* [Given exercise 1] In the opinion piece about BET below, how much did Viacom Inc. pay to acquire Black Entertainment Television?

* [Passage to read]
━━━━━━━━━━━━━━━━━━━━━━━━━━━━━━

Network makeover unveils stale entertainment

In November 2000, media conglomerate Viacom Inc. acquired Black Entertainment Television for $2.3 billion. Since then, BET has benefited from increased popularity, but the quality of programming has suffered severely.

BET was a much better network when it was home to unique and original shows like “Teen Summit.” Thank God “Rap City” is still on.

Now, BET’s level of originality is extremely low, and most shows appear as the Black knock-off versions of already popular MTV shows.

“How I’m Living” is obviously a cheap imitation of “MTV Cribs,” and usually features less well known artists and celebrities. “106 & Park” is simply the BET version of MTV’s “Total Request Live.” And the new show “College Hill” seems like an inexpensively produced version of “The Real World.”

When watching some commercials on BET, I noticed that they seemed to be tailored to common stereotypes about the black community.

During almost every commercial break, some sort of debt consolidation or credit card advertisement is blared at the viewer.

My final problem with BET is the decline of talent on possibly their best show, “Comicview.”

Recently, “Comicview” seems to have been rendered to a modern day minstrel show, as opposed to a clever and witty comedy showcase. Lately, the comedians have become increasingly predictable and cliché.

━━━━━━━━━━━━━━━━━━━━━━━━━━━━━━

(Bounding box annotations)
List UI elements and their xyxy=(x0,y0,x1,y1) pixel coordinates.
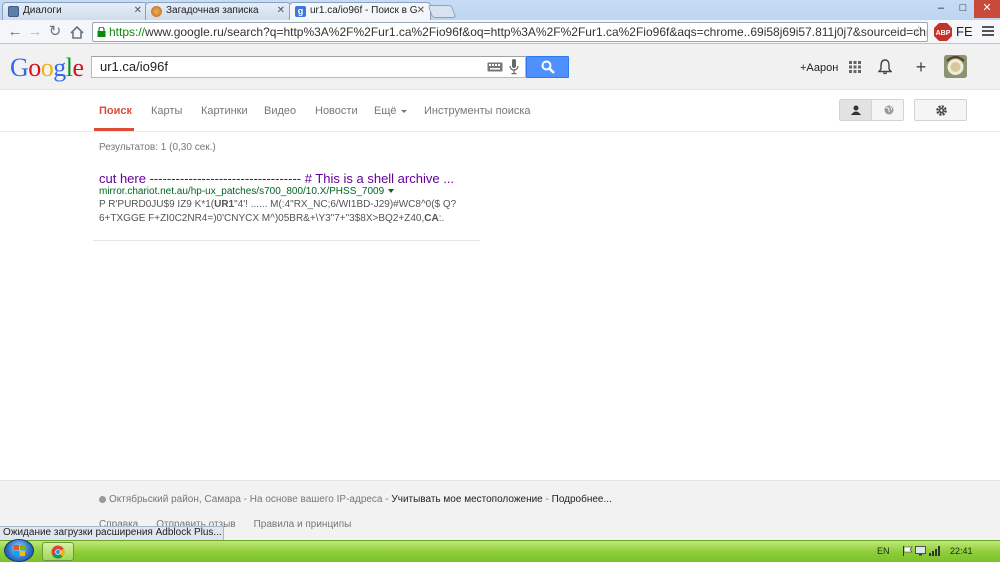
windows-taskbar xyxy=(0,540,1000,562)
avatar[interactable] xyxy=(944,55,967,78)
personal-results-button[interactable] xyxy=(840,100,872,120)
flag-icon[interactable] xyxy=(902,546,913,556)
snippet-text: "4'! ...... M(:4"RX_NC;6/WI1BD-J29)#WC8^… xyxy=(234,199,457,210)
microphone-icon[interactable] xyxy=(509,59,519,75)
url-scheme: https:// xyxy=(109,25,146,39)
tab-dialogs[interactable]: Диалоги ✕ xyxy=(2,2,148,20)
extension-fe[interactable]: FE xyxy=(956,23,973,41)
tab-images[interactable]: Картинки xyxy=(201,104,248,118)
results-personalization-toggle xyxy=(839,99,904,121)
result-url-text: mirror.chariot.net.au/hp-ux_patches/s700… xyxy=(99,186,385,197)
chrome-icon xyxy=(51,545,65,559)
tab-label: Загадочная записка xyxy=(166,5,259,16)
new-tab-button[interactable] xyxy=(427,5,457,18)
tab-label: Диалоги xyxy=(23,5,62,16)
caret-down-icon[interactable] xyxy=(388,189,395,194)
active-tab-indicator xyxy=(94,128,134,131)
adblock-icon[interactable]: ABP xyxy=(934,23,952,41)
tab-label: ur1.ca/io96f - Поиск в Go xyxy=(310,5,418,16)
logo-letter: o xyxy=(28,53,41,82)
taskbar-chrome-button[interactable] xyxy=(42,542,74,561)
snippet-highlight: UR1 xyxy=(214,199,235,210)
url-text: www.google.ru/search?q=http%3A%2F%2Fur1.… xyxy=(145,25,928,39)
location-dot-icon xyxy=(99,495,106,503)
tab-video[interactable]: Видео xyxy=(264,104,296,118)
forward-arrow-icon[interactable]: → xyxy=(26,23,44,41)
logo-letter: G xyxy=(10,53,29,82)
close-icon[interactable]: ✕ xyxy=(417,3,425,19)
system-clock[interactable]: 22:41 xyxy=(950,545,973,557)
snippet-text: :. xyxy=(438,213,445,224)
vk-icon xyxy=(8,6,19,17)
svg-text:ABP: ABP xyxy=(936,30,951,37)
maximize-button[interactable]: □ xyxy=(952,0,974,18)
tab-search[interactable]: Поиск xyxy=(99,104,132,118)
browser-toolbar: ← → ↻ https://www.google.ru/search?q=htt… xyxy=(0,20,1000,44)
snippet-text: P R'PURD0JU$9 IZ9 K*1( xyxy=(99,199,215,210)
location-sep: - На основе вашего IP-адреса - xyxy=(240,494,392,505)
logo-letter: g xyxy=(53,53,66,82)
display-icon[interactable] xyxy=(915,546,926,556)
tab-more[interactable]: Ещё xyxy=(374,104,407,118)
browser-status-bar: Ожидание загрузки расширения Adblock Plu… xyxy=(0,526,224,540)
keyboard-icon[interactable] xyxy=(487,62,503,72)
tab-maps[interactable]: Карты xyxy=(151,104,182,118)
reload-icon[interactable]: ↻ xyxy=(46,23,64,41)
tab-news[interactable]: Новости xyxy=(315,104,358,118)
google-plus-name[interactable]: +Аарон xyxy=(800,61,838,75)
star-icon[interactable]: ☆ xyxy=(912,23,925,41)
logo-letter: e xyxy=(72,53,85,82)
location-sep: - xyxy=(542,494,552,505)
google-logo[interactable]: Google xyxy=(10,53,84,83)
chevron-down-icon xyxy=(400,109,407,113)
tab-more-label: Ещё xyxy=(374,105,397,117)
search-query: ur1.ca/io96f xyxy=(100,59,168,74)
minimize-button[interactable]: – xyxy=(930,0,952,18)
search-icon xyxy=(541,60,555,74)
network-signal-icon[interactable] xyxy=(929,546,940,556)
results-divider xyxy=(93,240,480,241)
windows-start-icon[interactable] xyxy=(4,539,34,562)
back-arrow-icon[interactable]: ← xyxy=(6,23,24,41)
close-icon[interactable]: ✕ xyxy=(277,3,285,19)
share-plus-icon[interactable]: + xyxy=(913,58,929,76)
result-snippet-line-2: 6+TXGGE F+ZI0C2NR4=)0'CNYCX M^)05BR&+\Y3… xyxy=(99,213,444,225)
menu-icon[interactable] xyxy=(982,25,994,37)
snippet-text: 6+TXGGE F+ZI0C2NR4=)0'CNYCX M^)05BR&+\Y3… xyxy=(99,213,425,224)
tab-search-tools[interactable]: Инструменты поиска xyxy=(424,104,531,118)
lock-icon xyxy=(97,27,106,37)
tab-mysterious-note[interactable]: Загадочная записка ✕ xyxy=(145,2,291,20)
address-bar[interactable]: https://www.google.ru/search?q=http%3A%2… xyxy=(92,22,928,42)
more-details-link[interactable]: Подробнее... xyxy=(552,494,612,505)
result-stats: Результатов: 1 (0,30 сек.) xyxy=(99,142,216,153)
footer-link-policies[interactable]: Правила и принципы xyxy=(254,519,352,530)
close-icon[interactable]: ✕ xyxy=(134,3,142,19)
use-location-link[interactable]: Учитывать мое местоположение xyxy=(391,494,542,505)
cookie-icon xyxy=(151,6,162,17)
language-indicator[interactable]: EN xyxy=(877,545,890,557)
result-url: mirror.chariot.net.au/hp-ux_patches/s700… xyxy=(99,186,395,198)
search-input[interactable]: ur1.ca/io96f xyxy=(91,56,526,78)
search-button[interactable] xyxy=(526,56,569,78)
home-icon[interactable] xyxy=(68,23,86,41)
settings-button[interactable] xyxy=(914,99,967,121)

━━━━━━━━━━━━━━━━━━━━━━━━━━━━━━

* [Given exercise 2] Pick out every row above that contains the string "link". Case counts.

* [Worked answer 1] $2.3 billion

* [Worked answer 2]
more-details-link[interactable]: Подробнее... xyxy=(552,494,612,505)
footer-link-policies[interactable]: Правила и принципы xyxy=(254,519,352,530)
use-location-link[interactable]: Учитывать мое местоположение xyxy=(391,494,542,505)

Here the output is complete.